- _EXERCISE GOAL_
Return each line of the listing that contains the string "From".

- _MATERIAL SUPPLIED_
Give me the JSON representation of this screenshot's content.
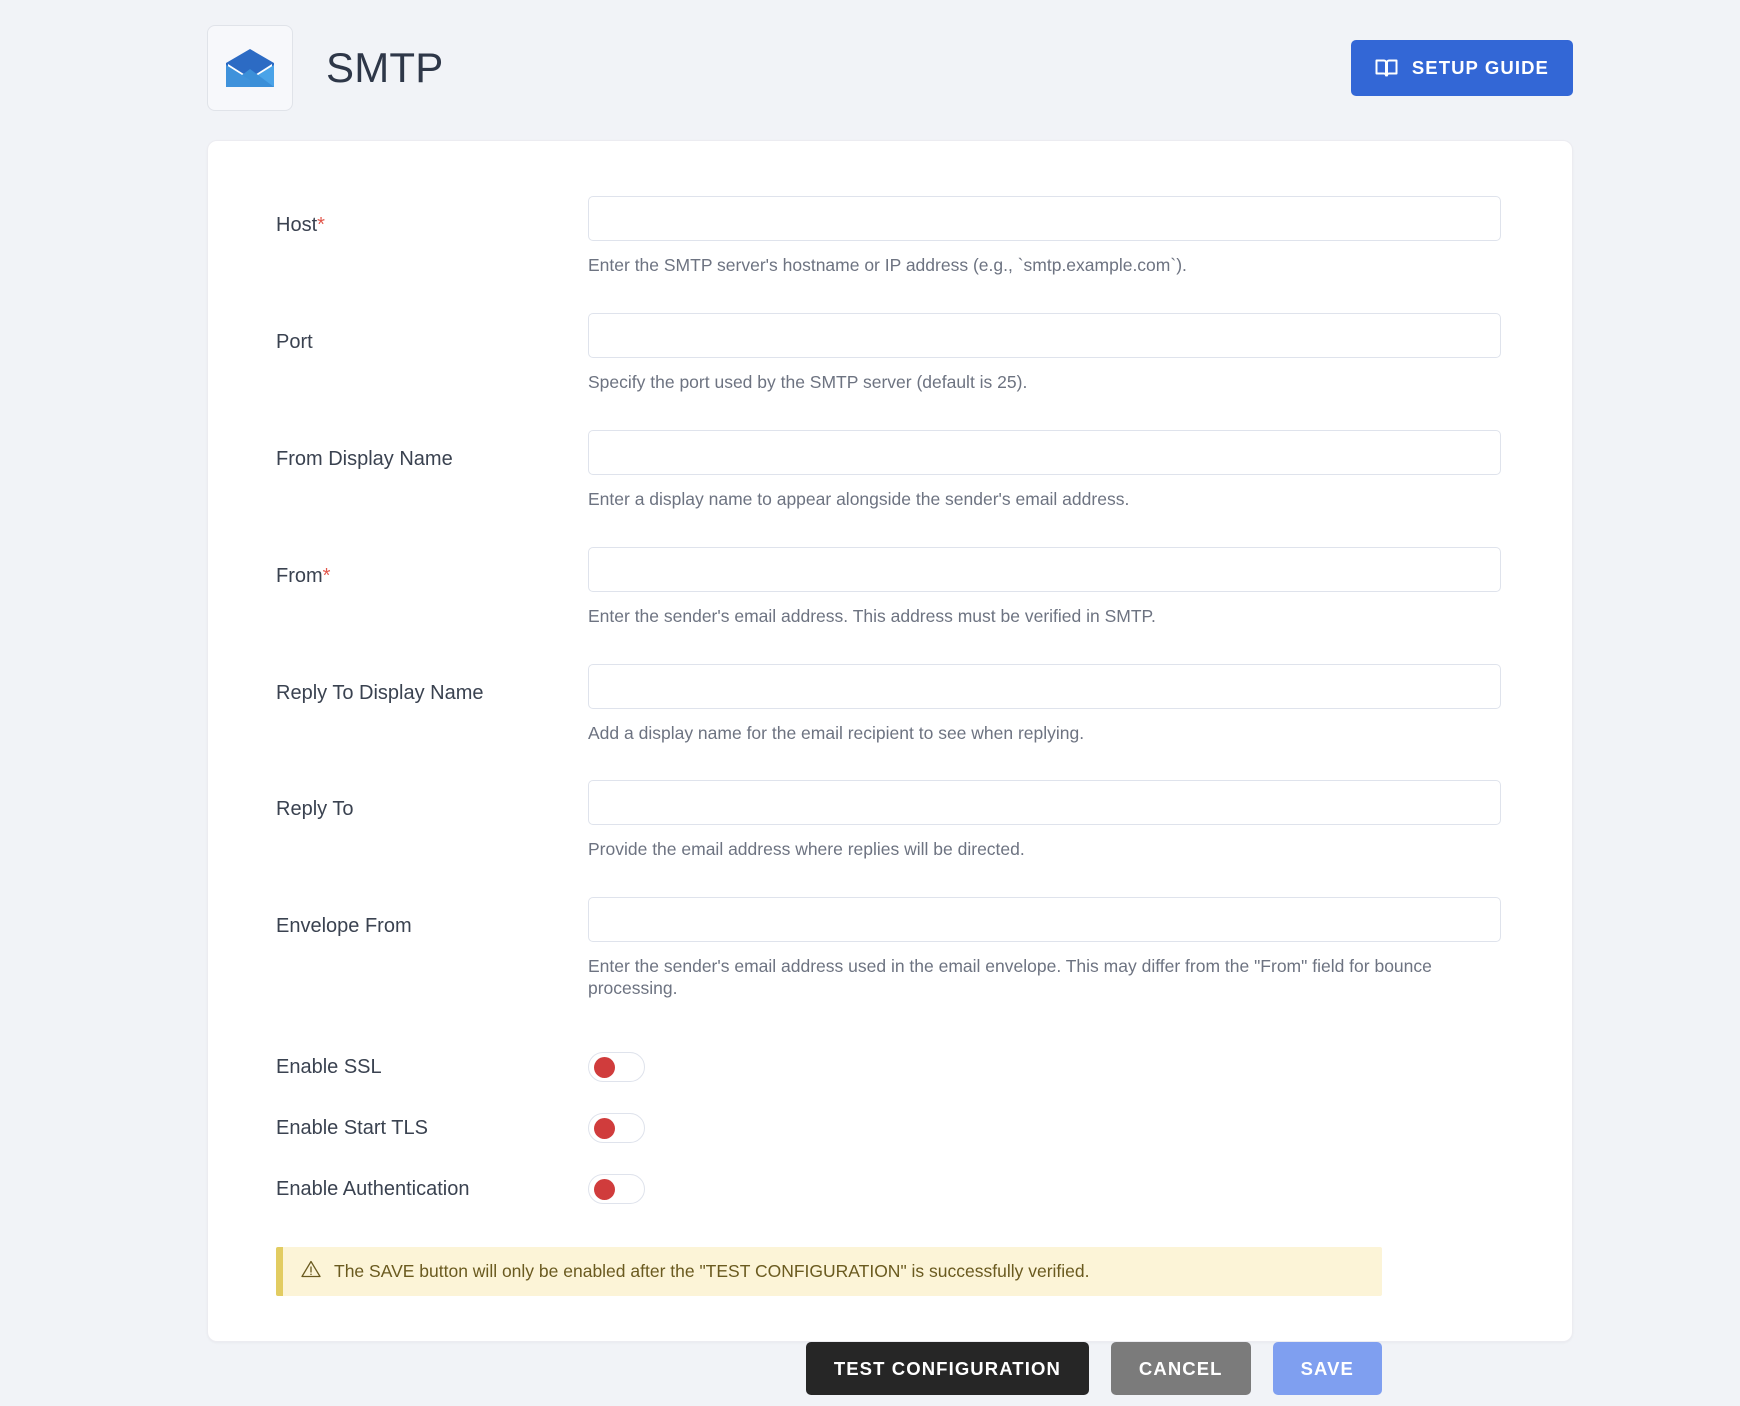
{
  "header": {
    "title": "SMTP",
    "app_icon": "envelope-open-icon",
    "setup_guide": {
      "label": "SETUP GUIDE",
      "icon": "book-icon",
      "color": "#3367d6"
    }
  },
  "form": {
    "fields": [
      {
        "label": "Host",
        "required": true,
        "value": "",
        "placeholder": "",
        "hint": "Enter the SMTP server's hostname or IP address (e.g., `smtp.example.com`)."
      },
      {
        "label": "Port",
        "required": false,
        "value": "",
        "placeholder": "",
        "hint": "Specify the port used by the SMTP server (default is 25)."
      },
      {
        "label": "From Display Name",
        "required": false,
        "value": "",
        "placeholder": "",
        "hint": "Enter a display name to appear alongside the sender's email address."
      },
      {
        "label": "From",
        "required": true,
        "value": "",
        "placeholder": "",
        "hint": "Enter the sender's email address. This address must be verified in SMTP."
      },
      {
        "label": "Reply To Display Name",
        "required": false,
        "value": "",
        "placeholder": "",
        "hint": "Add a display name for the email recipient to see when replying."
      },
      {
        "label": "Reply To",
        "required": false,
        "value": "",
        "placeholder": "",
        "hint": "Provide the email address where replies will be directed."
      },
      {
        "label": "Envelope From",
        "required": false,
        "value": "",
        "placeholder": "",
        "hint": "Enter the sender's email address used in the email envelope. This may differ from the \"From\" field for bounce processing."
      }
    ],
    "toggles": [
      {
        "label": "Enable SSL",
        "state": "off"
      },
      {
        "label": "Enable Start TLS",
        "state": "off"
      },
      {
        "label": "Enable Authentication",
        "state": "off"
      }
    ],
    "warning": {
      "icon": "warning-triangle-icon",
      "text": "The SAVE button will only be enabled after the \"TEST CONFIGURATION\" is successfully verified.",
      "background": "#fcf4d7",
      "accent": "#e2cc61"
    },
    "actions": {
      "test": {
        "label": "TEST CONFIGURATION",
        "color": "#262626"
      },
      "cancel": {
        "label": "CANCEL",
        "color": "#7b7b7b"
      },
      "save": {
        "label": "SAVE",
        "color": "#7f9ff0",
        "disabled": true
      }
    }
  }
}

- _RESPONSE TO THIS TASK_
        "label": "From Display Name",
        "label": "From",
        "label": "Envelope From",
        "hint": "Enter the sender's email address used in the email envelope. This may differ from the \"From\" field for bounce processing."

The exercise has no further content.